━━━━━ DATA SUPPLIED ━━━━━

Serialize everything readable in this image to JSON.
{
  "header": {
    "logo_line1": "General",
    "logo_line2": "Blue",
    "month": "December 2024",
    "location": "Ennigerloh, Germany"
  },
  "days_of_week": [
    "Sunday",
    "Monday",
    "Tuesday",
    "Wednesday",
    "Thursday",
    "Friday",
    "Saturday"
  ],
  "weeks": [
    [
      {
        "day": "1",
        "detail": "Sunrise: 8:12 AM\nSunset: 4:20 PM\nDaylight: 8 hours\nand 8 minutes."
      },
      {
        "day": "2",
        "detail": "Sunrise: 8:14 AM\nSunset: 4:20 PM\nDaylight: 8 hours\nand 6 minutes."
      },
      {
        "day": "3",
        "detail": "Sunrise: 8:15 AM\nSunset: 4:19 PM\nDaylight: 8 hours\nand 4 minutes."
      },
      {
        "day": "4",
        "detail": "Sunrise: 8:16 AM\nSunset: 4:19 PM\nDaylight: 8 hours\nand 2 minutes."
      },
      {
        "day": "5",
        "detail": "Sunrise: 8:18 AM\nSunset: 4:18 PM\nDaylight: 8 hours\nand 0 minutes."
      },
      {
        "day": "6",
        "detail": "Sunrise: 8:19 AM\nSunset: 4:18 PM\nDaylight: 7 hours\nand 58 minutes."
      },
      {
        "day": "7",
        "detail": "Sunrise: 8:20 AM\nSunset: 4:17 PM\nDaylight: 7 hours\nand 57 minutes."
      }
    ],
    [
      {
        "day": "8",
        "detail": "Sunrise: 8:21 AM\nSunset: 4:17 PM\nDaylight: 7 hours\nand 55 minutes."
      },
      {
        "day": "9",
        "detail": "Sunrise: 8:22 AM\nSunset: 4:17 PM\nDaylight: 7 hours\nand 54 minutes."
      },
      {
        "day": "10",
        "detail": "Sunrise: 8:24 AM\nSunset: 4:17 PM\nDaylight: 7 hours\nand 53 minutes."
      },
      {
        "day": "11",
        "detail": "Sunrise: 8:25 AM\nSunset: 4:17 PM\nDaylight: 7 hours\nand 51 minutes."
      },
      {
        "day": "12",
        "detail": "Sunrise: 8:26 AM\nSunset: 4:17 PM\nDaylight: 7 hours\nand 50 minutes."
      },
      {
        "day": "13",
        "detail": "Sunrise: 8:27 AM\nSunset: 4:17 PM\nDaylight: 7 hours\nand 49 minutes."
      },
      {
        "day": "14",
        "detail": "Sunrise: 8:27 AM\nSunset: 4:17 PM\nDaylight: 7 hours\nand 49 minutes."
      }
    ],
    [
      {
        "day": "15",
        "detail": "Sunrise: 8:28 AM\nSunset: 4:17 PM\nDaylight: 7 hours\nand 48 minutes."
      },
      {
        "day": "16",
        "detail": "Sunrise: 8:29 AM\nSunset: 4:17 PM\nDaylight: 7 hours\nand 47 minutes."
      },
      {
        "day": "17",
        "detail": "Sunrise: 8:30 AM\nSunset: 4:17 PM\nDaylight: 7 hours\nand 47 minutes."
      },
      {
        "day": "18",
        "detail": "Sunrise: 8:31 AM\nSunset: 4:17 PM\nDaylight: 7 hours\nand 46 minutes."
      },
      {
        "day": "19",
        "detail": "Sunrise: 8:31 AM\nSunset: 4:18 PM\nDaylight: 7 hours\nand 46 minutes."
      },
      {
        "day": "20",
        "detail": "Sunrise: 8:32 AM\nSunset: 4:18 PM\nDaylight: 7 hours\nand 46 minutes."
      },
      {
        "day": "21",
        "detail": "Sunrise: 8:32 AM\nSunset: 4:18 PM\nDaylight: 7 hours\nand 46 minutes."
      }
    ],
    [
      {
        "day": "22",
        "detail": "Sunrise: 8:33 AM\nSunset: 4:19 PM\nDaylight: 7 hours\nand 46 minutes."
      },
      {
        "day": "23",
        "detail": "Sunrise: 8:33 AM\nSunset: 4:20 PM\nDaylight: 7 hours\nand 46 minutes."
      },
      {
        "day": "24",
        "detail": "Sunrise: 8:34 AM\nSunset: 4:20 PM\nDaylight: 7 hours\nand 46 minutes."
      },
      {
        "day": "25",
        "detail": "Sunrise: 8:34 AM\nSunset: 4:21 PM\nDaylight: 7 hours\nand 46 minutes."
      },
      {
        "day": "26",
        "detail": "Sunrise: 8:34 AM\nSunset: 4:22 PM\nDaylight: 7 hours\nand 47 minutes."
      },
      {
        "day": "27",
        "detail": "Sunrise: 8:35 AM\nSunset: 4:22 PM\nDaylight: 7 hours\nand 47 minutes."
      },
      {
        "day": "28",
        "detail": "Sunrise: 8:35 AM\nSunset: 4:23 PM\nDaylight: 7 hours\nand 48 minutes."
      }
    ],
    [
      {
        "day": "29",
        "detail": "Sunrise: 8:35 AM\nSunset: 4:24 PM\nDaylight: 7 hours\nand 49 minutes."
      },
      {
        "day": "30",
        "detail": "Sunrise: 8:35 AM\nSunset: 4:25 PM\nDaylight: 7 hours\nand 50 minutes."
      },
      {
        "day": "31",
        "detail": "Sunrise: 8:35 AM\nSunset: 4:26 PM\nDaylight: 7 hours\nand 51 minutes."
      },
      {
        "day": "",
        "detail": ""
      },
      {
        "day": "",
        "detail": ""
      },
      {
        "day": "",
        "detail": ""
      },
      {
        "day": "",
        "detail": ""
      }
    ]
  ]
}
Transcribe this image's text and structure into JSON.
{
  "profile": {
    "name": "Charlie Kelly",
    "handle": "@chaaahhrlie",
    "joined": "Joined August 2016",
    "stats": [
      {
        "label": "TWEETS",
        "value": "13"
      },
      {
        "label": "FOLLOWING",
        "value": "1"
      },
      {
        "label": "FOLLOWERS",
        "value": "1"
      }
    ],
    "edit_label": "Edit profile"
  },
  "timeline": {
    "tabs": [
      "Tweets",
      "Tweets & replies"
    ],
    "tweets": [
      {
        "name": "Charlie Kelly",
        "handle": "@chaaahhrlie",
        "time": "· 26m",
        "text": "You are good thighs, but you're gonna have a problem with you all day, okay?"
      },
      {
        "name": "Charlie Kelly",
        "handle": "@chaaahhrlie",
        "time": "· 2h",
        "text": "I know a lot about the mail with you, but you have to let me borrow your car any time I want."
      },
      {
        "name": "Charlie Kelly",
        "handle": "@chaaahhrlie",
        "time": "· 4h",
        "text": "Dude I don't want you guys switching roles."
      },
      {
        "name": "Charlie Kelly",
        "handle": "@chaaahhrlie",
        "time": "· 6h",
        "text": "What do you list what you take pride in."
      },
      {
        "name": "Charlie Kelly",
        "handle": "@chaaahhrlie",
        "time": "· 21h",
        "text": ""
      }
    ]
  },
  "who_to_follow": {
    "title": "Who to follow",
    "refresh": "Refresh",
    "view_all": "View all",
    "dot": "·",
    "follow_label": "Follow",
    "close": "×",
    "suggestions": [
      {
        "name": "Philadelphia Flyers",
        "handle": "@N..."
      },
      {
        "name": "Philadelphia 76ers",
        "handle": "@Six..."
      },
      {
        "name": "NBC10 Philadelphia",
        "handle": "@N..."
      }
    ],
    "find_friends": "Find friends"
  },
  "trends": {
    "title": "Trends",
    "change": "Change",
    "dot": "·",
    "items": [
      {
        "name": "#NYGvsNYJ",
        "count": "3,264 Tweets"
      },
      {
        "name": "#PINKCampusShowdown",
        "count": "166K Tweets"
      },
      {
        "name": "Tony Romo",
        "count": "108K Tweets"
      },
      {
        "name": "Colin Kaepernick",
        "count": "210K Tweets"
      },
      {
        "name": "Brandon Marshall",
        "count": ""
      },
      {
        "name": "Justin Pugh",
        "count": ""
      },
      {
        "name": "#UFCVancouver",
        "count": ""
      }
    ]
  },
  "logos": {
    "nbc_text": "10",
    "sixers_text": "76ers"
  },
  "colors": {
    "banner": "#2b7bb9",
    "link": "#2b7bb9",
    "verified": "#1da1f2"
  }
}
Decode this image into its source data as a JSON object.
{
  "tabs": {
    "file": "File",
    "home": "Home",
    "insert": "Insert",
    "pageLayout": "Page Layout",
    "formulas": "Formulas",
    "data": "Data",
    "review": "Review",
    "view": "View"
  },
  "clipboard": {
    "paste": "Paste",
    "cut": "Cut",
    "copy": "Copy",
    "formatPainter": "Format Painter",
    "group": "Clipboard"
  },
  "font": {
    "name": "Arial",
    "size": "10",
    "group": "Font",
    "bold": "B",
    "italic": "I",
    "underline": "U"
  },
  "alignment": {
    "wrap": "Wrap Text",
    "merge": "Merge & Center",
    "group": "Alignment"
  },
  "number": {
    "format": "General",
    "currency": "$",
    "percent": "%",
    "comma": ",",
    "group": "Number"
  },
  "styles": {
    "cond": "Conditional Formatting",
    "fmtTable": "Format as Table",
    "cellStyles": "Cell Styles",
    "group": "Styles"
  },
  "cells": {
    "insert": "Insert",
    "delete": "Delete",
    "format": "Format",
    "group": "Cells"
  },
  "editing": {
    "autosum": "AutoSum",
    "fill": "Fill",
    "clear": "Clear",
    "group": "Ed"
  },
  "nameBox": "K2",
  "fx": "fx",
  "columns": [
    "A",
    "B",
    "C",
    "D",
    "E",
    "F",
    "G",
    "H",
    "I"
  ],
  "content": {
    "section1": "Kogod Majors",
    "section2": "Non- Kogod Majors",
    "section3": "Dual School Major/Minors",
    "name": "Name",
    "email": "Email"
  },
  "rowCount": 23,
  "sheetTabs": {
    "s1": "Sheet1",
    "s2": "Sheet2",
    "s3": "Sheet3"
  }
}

━━━━━

= STATED EXERCISE =
Using the records above, list each line that includes "Kogod".

= OUTPUT =
    "section1": "Kogod Majors",
    "section2": "Non- Kogod Majors",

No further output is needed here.